◆ **Problem description**
Please transcribe the listing below in full and word for word, without its pictures.

Dataset rows
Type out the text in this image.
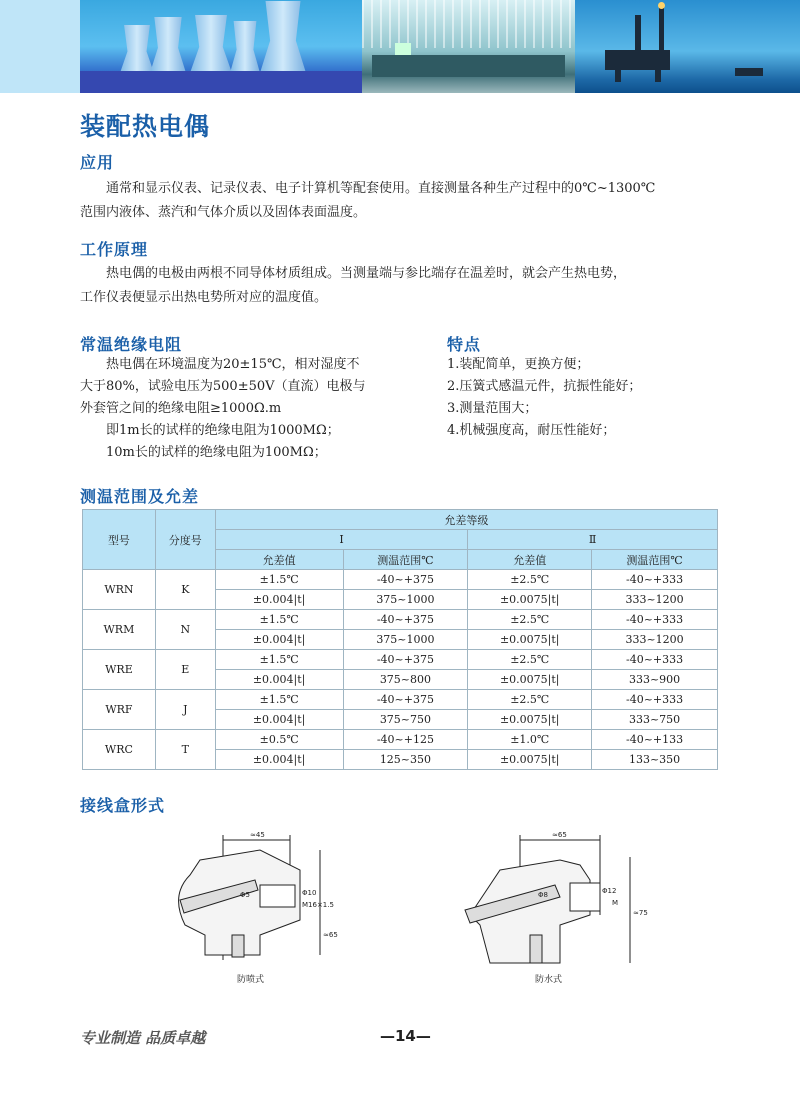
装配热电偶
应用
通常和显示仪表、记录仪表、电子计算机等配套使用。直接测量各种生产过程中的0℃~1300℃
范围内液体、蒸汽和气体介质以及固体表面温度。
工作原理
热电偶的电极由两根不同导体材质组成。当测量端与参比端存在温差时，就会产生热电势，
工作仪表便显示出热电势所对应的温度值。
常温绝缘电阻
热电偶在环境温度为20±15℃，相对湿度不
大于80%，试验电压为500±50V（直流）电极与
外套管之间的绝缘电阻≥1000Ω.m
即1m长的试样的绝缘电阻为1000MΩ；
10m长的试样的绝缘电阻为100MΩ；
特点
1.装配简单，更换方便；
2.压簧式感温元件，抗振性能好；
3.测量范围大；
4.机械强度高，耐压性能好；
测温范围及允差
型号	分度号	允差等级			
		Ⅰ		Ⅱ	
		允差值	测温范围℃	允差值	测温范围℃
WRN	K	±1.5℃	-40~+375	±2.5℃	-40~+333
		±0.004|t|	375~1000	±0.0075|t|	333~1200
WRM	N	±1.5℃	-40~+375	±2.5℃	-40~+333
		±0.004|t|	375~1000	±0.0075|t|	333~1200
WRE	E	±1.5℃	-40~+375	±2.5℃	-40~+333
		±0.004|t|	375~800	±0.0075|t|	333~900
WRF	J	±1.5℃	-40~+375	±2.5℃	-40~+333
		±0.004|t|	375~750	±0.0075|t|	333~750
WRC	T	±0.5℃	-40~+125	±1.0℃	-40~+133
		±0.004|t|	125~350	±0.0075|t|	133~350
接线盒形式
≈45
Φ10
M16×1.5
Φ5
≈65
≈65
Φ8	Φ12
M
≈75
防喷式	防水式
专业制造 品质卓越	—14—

◆ **Written answer**
Type out the text in this image.
装配热电偶
应用
通常和显示仪表、记录仪表、电子计算机等配套使用。直接测量各种生产过程中的0℃~1300℃
范围内液体、蒸汽和气体介质以及固体表面温度。
工作原理
热电偶的电极由两根不同导体材质组成。当测量端与参比端存在温差时，就会产生热电势，
工作仪表便显示出热电势所对应的温度值。
常温绝缘电阻
热电偶在环境温度为20±15℃，相对湿度不
大于80%，试验电压为500±50V（直流）电极与
外套管之间的绝缘电阻≥1000Ω.m
即1m长的试样的绝缘电阻为1000MΩ；
10m长的试样的绝缘电阻为100MΩ；
特点
1.装配简单，更换方便；
2.压簧式感温元件，抗振性能好；
3.测量范围大；
4.机械强度高，耐压性能好；
测温范围及允差
型号	分度号	允差等级			
		Ⅰ		Ⅱ	
		允差值	测温范围℃	允差值	测温范围℃
WRN	K	±1.5℃	-40~+375	±2.5℃	-40~+333
		±0.004|t|	375~1000	±0.0075|t|	333~1200
WRM	N	±1.5℃	-40~+375	±2.5℃	-40~+333
		±0.004|t|	375~1000	±0.0075|t|	333~1200
WRE	E	±1.5℃	-40~+375	±2.5℃	-40~+333
		±0.004|t|	375~800	±0.0075|t|	333~900
WRF	J	±1.5℃	-40~+375	±2.5℃	-40~+333
		±0.004|t|	375~750	±0.0075|t|	333~750
WRC	T	±0.5℃	-40~+125	±1.0℃	-40~+133
		±0.004|t|	125~350	±0.0075|t|	133~350
接线盒形式
≈45
Φ10
M16×1.5
Φ5
≈65
≈65
Φ8	Φ12
M
≈75
防喷式	防水式
专业制造 品质卓越	—14—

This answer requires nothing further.